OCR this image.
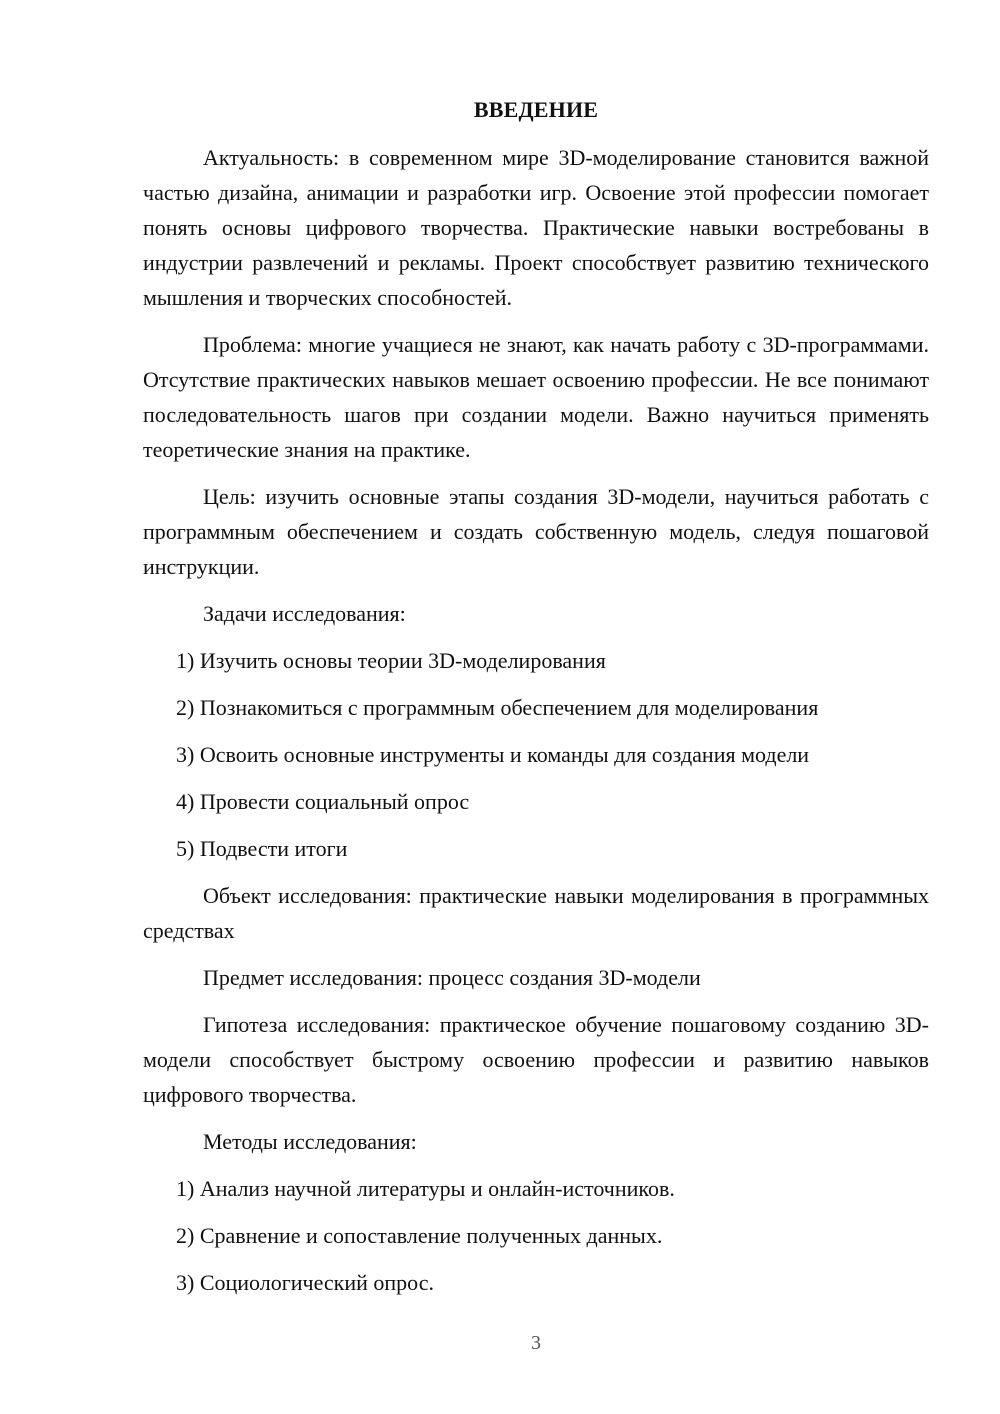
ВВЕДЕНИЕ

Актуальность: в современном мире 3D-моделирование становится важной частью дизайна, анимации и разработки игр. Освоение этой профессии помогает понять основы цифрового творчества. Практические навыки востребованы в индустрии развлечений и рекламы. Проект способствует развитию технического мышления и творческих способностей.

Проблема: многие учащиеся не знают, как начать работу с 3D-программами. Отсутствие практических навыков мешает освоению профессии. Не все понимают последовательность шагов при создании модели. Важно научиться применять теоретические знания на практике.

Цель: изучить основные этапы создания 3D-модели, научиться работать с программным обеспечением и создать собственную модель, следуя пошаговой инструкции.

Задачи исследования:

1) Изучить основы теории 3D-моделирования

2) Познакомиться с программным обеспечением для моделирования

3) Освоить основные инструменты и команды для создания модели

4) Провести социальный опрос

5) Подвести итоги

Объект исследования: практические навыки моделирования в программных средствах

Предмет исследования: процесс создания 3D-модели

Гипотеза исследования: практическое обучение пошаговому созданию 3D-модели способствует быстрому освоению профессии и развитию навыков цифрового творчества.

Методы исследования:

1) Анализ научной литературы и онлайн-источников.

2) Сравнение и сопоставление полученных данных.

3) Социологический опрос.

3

_INSTRUCTIONS FOR THE TASK_: Reproduce every record above exactly, but leave out the pictures.

_REPLY TO THE EXERCISE_:
OCR this image.
ВВЕДЕНИЕ

Актуальность: в современном мире 3D-моделирование становится важной частью дизайна, анимации и разработки игр. Освоение этой профессии помогает понять основы цифрового творчества. Практические навыки востребованы в индустрии развлечений и рекламы. Проект способствует развитию технического мышления и творческих способностей.

Проблема: многие учащиеся не знают, как начать работу с 3D-программами. Отсутствие практических навыков мешает освоению профессии. Не все понимают последовательность шагов при создании модели. Важно научиться применять теоретические знания на практике.

Цель: изучить основные этапы создания 3D-модели, научиться работать с программным обеспечением и создать собственную модель, следуя пошаговой инструкции.

Задачи исследования:

1) Изучить основы теории 3D-моделирования

2) Познакомиться с программным обеспечением для моделирования

3) Освоить основные инструменты и команды для создания модели

4) Провести социальный опрос

5) Подвести итоги

Объект исследования: практические навыки моделирования в программных средствах

Предмет исследования: процесс создания 3D-модели

Гипотеза исследования: практическое обучение пошаговому созданию 3D-модели способствует быстрому освоению профессии и развитию навыков цифрового творчества.

Методы исследования:

1) Анализ научной литературы и онлайн-источников.

2) Сравнение и сопоставление полученных данных.

3) Социологический опрос.

3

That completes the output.